→ **Instruction**
Give the number of lines below that contain the word "around", and nothing else.

→ **Extracted data entries**

----------

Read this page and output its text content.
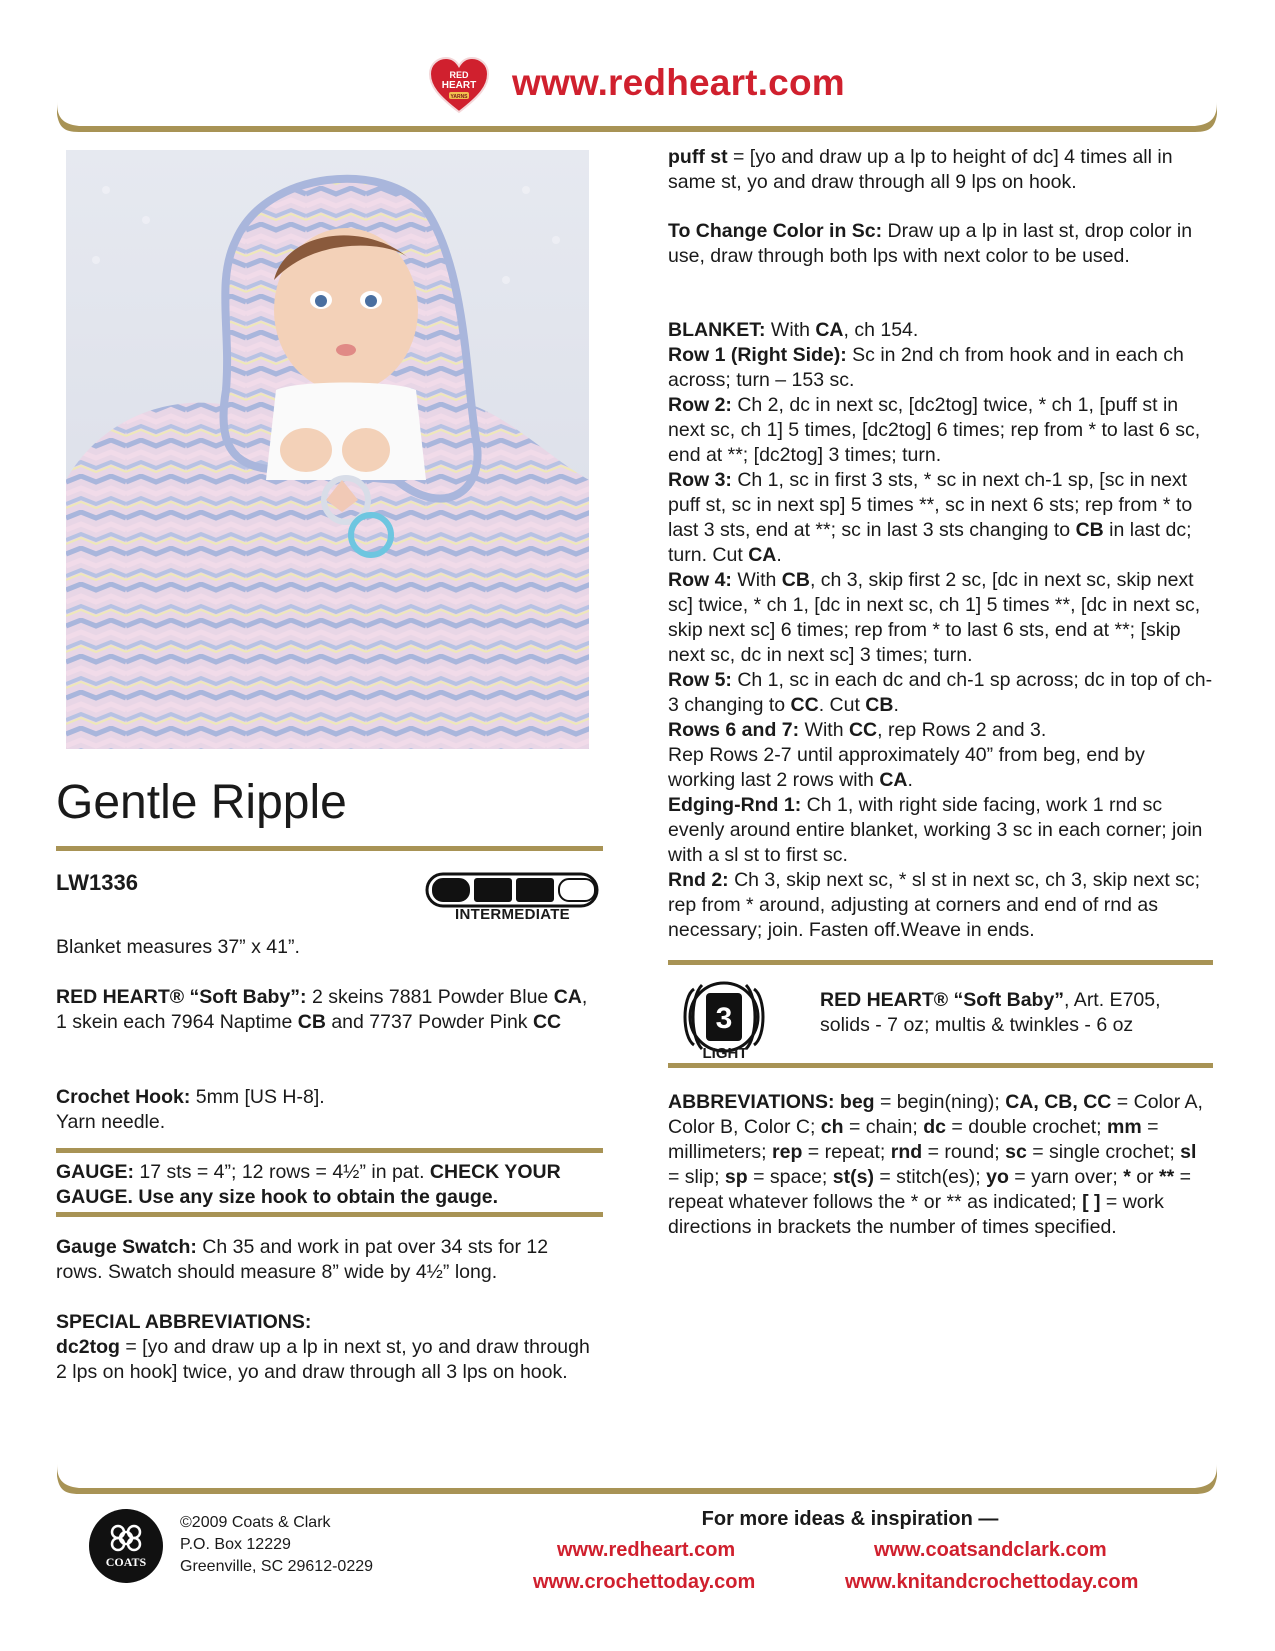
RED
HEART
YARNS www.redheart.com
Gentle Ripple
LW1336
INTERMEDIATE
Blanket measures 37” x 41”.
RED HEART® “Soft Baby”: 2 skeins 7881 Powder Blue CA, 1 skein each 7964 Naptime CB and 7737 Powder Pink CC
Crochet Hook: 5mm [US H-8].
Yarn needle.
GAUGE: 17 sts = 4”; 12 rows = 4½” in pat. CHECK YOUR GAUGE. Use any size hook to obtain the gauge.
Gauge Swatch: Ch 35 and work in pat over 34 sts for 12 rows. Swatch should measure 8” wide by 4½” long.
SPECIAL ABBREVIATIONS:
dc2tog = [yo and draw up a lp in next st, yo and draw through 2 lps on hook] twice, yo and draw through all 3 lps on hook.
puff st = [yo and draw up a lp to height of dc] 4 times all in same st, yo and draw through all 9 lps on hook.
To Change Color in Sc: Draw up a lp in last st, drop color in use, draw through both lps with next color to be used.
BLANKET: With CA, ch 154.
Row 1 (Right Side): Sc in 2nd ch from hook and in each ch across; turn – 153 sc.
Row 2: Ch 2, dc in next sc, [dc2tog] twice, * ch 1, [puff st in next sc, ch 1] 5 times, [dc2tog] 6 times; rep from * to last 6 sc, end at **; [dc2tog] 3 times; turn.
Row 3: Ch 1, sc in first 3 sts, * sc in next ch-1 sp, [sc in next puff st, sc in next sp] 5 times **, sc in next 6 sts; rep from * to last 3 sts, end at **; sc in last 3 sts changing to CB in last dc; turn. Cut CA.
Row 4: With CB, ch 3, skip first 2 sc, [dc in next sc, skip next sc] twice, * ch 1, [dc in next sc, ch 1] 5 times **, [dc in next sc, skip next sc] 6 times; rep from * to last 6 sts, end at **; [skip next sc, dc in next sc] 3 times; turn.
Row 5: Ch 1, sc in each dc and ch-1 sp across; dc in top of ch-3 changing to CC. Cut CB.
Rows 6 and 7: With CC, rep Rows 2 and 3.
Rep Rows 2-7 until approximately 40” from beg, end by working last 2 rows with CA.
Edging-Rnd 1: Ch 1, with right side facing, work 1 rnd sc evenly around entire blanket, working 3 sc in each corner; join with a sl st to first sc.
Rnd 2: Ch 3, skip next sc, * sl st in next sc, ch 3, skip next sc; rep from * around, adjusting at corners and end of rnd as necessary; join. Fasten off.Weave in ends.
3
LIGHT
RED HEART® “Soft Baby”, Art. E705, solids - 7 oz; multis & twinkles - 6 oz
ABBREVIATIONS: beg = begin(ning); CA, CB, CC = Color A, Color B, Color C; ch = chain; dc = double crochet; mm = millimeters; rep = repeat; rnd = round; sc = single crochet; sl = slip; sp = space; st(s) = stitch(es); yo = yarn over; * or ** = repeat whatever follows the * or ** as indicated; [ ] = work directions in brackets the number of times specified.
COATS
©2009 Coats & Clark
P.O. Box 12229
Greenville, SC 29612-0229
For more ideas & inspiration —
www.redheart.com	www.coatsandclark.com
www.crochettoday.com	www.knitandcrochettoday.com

----------

→ **Result for this task**
2